=== AVAILABLE DATA ===

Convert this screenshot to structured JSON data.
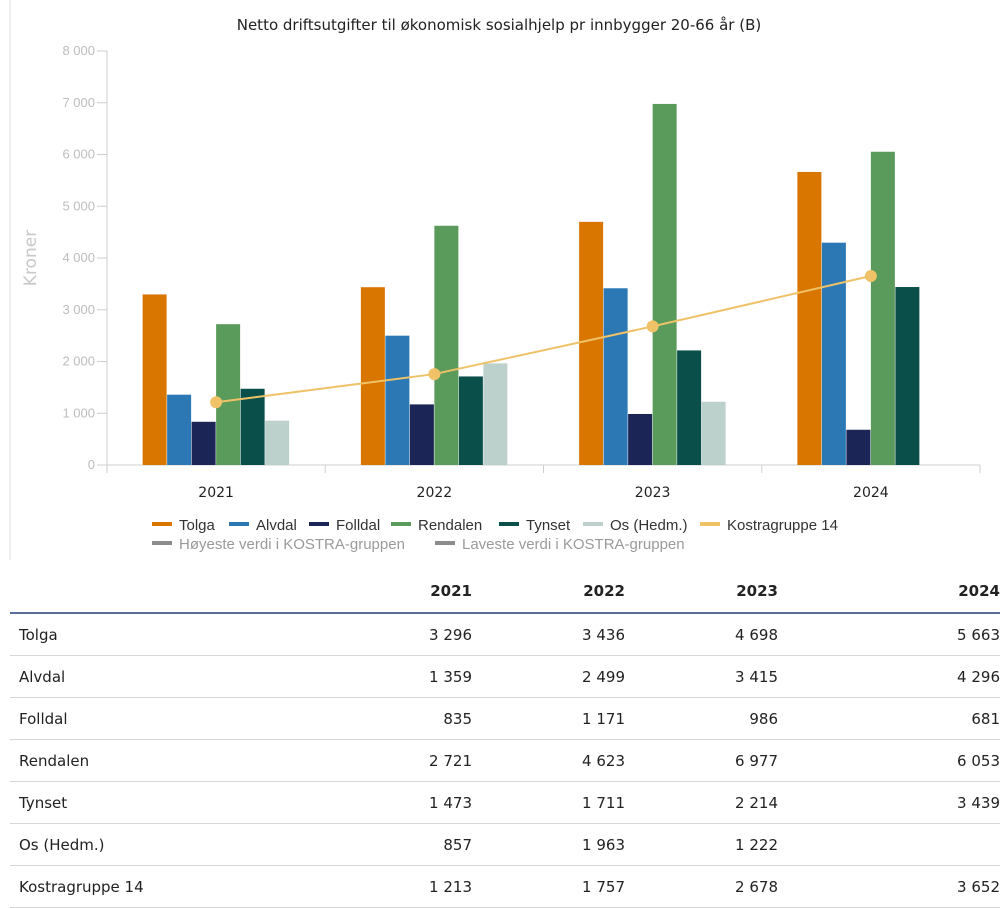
{
  "chart_data": {
    "type": "bar",
    "title": "Netto driftsutgifter til økonomisk sosialhjelp pr innbygger 20-66 år (B)",
    "ylabel": "Kroner",
    "xlabel": "",
    "ylim": [
      0,
      8000
    ],
    "yticks": [
      "0",
      "1 000",
      "2 000",
      "3 000",
      "4 000",
      "5 000",
      "6 000",
      "7 000",
      "8 000"
    ],
    "categories": [
      "2021",
      "2022",
      "2023",
      "2024"
    ],
    "series": [
      {
        "name": "Tolga",
        "color": "#d97600",
        "values": [
          3296,
          3436,
          4698,
          5663
        ]
      },
      {
        "name": "Alvdal",
        "color": "#2b78b4",
        "values": [
          1359,
          2499,
          3415,
          4296
        ]
      },
      {
        "name": "Folldal",
        "color": "#1b2656",
        "values": [
          835,
          1171,
          986,
          681
        ]
      },
      {
        "name": "Rendalen",
        "color": "#5a9a5a",
        "values": [
          2721,
          4623,
          6977,
          6053
        ]
      },
      {
        "name": "Tynset",
        "color": "#0a4f4a",
        "values": [
          1473,
          1711,
          2214,
          3439
        ]
      },
      {
        "name": "Os (Hedm.)",
        "color": "#bcd0cc",
        "values": [
          857,
          1963,
          1222,
          null
        ]
      }
    ],
    "line_series": {
      "name": "Kostragruppe 14",
      "color": "#f0c268",
      "values": [
        1213,
        1757,
        2678,
        3652
      ]
    },
    "extra_legend": [
      {
        "name": "Høyeste verdi i KOSTRA-gruppen",
        "color": "#8c8c8c"
      },
      {
        "name": "Laveste verdi i KOSTRA-gruppen",
        "color": "#8c8c8c"
      }
    ],
    "grid": false,
    "legend_position": "bottom"
  },
  "table": {
    "headers": [
      "",
      "2021",
      "2022",
      "2023",
      "2024"
    ],
    "rows": [
      {
        "label": "Tolga",
        "cells": [
          "3 296",
          "3 436",
          "4 698",
          "5 663"
        ]
      },
      {
        "label": "Alvdal",
        "cells": [
          "1 359",
          "2 499",
          "3 415",
          "4 296"
        ]
      },
      {
        "label": "Folldal",
        "cells": [
          "835",
          "1 171",
          "986",
          "681"
        ]
      },
      {
        "label": "Rendalen",
        "cells": [
          "2 721",
          "4 623",
          "6 977",
          "6 053"
        ]
      },
      {
        "label": "Tynset",
        "cells": [
          "1 473",
          "1 711",
          "2 214",
          "3 439"
        ]
      },
      {
        "label": "Os (Hedm.)",
        "cells": [
          "857",
          "1 963",
          "1 222",
          ""
        ]
      },
      {
        "label": "Kostragruppe 14",
        "cells": [
          "1 213",
          "1 757",
          "2 678",
          "3 652"
        ]
      }
    ]
  }
}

=== INSTRUCTION ===
Every record must be copied exactly, with images dropped from the result.

=== RESULT OF THIS EXERCISE ===
Convert this screenshot to structured JSON data.
{
  "chart_data": {
    "type": "bar",
    "title": "Netto driftsutgifter til økonomisk sosialhjelp pr innbygger 20-66 år (B)",
    "ylabel": "Kroner",
    "xlabel": "",
    "ylim": [
      0,
      8000
    ],
    "yticks": [
      "0",
      "1 000",
      "2 000",
      "3 000",
      "4 000",
      "5 000",
      "6 000",
      "7 000",
      "8 000"
    ],
    "categories": [
      "2021",
      "2022",
      "2023",
      "2024"
    ],
    "series": [
      {
        "name": "Tolga",
        "color": "#d97600",
        "values": [
          3296,
          3436,
          4698,
          5663
        ]
      },
      {
        "name": "Alvdal",
        "color": "#2b78b4",
        "values": [
          1359,
          2499,
          3415,
          4296
        ]
      },
      {
        "name": "Folldal",
        "color": "#1b2656",
        "values": [
          835,
          1171,
          986,
          681
        ]
      },
      {
        "name": "Rendalen",
        "color": "#5a9a5a",
        "values": [
          2721,
          4623,
          6977,
          6053
        ]
      },
      {
        "name": "Tynset",
        "color": "#0a4f4a",
        "values": [
          1473,
          1711,
          2214,
          3439
        ]
      },
      {
        "name": "Os (Hedm.)",
        "color": "#bcd0cc",
        "values": [
          857,
          1963,
          1222,
          null
        ]
      }
    ],
    "line_series": {
      "name": "Kostragruppe 14",
      "color": "#f0c268",
      "values": [
        1213,
        1757,
        2678,
        3652
      ]
    },
    "extra_legend": [
      {
        "name": "Høyeste verdi i KOSTRA-gruppen",
        "color": "#8c8c8c"
      },
      {
        "name": "Laveste verdi i KOSTRA-gruppen",
        "color": "#8c8c8c"
      }
    ],
    "grid": false,
    "legend_position": "bottom"
  },
  "table": {
    "headers": [
      "",
      "2021",
      "2022",
      "2023",
      "2024"
    ],
    "rows": [
      {
        "label": "Tolga",
        "cells": [
          "3 296",
          "3 436",
          "4 698",
          "5 663"
        ]
      },
      {
        "label": "Alvdal",
        "cells": [
          "1 359",
          "2 499",
          "3 415",
          "4 296"
        ]
      },
      {
        "label": "Folldal",
        "cells": [
          "835",
          "1 171",
          "986",
          "681"
        ]
      },
      {
        "label": "Rendalen",
        "cells": [
          "2 721",
          "4 623",
          "6 977",
          "6 053"
        ]
      },
      {
        "label": "Tynset",
        "cells": [
          "1 473",
          "1 711",
          "2 214",
          "3 439"
        ]
      },
      {
        "label": "Os (Hedm.)",
        "cells": [
          "857",
          "1 963",
          "1 222",
          ""
        ]
      },
      {
        "label": "Kostragruppe 14",
        "cells": [
          "1 213",
          "1 757",
          "2 678",
          "3 652"
        ]
      }
    ]
  }
}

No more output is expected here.